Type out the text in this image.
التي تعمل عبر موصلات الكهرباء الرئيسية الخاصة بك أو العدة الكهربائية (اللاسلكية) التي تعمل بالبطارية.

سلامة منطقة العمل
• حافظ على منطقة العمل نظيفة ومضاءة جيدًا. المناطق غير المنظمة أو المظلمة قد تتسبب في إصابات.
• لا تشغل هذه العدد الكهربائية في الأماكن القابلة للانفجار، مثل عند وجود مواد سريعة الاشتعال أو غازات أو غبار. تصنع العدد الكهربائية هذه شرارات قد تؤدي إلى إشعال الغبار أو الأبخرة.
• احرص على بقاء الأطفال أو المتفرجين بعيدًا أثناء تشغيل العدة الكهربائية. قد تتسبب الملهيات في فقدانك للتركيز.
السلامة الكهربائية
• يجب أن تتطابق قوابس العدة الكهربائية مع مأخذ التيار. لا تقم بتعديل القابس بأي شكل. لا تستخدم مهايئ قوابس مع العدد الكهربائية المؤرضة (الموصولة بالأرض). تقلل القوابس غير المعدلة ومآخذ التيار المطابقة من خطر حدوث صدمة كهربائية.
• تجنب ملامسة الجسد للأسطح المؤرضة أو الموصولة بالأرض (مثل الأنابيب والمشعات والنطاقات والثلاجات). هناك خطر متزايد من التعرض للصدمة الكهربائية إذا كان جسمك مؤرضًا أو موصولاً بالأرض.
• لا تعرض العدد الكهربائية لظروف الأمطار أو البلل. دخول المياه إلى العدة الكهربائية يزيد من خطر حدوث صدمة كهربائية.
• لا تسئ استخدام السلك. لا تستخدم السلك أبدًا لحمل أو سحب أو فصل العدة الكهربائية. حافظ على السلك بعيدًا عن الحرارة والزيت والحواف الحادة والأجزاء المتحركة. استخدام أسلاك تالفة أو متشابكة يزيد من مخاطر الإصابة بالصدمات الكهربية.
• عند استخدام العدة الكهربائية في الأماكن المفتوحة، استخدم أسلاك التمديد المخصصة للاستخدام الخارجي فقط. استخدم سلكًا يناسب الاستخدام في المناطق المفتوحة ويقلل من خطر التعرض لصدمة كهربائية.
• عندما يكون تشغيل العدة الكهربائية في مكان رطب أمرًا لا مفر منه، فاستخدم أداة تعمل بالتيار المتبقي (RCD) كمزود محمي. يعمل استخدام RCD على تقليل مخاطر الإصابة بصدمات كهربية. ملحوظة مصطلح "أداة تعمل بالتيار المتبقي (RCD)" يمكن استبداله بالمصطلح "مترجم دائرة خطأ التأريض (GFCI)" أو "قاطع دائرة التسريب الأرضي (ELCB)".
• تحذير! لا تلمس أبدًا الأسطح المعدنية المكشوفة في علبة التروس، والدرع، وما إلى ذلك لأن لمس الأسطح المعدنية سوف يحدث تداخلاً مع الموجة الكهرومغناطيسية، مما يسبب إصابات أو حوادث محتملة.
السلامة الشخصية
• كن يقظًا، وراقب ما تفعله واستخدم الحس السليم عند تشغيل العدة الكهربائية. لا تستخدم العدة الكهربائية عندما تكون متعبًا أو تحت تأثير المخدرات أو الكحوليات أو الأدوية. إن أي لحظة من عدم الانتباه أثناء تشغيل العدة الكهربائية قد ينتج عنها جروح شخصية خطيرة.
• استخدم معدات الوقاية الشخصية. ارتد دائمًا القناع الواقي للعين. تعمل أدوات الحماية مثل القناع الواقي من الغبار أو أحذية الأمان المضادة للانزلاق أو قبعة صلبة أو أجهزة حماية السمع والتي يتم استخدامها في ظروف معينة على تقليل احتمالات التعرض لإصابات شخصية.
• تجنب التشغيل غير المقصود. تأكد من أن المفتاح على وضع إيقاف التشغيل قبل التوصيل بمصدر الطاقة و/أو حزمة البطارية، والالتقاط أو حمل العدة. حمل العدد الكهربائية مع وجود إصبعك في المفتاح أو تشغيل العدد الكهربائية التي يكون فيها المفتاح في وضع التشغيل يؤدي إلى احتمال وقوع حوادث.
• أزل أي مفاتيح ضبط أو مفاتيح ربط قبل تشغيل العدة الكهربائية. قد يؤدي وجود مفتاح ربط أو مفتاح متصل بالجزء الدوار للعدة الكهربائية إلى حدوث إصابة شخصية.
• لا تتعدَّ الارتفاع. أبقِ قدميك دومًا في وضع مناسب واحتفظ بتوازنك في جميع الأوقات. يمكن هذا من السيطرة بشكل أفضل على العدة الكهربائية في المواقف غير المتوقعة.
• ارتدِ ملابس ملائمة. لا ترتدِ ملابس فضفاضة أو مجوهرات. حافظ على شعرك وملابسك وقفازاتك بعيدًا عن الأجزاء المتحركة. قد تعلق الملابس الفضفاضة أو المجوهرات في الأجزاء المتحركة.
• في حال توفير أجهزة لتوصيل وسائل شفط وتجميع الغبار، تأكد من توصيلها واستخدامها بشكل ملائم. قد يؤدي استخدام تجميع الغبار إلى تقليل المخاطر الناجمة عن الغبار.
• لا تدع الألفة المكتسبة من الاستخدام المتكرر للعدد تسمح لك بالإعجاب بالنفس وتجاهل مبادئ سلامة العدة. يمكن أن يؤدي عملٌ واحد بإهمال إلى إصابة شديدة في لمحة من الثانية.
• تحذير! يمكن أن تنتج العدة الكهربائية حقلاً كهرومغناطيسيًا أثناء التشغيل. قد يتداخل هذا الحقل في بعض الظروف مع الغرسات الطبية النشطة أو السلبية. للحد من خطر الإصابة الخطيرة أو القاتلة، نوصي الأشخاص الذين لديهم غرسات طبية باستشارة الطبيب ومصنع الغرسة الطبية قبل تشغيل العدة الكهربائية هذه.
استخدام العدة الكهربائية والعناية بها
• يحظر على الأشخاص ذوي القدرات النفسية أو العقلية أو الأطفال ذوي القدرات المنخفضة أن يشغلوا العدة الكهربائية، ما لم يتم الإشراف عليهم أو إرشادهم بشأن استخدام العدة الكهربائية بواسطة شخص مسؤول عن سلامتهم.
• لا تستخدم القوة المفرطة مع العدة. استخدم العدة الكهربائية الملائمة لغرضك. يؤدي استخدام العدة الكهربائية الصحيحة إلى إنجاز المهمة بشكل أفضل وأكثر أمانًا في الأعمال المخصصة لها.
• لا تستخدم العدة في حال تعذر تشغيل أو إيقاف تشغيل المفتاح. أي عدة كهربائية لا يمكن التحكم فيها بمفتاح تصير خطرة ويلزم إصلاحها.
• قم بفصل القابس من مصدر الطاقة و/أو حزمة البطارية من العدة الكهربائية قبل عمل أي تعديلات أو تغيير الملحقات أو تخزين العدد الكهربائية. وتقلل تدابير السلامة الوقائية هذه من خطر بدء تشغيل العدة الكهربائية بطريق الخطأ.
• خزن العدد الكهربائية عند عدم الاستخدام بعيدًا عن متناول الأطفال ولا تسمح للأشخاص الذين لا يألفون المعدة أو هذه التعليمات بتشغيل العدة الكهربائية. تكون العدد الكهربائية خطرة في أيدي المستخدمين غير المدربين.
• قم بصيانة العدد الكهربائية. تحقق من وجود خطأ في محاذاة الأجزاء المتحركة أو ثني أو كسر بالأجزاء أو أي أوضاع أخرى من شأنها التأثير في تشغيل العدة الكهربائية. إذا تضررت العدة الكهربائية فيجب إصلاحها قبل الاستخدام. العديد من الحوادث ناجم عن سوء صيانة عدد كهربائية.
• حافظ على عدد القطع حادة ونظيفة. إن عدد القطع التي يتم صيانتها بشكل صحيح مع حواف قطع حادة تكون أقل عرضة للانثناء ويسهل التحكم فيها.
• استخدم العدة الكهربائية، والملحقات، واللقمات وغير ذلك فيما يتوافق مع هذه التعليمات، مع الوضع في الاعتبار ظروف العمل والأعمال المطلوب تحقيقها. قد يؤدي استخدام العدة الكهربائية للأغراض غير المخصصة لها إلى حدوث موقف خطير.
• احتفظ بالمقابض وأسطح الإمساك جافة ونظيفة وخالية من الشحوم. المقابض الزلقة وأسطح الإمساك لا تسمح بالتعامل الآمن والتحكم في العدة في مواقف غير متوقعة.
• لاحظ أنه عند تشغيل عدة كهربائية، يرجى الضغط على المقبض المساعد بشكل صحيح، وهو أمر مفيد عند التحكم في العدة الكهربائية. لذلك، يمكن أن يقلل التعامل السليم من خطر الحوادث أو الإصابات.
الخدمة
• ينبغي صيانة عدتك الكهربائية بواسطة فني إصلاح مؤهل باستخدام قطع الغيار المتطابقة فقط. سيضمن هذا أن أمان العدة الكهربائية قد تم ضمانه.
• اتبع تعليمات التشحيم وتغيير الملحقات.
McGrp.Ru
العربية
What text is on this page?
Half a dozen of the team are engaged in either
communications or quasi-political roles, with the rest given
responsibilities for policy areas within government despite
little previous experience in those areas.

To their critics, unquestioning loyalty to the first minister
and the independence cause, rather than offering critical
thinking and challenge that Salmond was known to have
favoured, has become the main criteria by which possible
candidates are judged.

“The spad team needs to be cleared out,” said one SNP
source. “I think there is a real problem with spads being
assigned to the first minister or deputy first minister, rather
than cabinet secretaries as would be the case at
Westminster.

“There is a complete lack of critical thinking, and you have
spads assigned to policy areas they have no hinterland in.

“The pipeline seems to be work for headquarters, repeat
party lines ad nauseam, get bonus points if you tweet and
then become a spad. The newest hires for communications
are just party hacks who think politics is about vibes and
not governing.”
═══
● **Required work**
Extract each line holding the word "أسلاك" from the records.

● **Completed task**
• لا تسئ استخدام السلك. لا تستخدم السلك أبدًا لحمل أو سحب أو فصل العدة الكهربائية. حافظ على السلك بعيدًا عن الحرارة والزيت والحواف الحادة والأجزاء المتحركة. استخدام أسلاك تالفة أو متشابكة يزيد من مخاطر الإصابة بالصدمات الكهربية.
• عند استخدام العدة الكهربائية في الأماكن المفتوحة، استخدم أسلاك التمديد المخصصة للاستخدام الخارجي فقط. استخدم سلكًا يناسب الاستخدام في المناطق المفتوحة ويقلل من خطر التعرض لصدمة كهربائية.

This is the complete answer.